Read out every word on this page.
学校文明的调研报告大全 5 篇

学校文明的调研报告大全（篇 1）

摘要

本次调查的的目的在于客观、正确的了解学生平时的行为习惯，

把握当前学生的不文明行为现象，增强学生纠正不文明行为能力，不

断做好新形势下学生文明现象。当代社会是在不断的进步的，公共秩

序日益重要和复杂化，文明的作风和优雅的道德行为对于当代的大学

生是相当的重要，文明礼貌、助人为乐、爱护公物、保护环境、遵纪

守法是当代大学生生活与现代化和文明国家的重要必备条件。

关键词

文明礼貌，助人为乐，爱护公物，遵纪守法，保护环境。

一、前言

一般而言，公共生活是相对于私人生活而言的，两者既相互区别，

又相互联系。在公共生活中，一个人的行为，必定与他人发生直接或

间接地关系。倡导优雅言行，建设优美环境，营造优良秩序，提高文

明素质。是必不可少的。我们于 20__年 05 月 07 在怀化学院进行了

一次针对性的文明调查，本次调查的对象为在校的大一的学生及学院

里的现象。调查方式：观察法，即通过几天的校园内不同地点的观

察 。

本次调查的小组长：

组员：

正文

□ □ □ □ □ □ □

● DO THIS
Track down every line holding the string "保护环境" and copy it.

● FINAL RESULT
生是相当的重要，文明礼貌、助人为乐、爱护公物、保护环境、遵纪
文明礼貌，助人为乐，爱护公物，遵纪守法，保护环境。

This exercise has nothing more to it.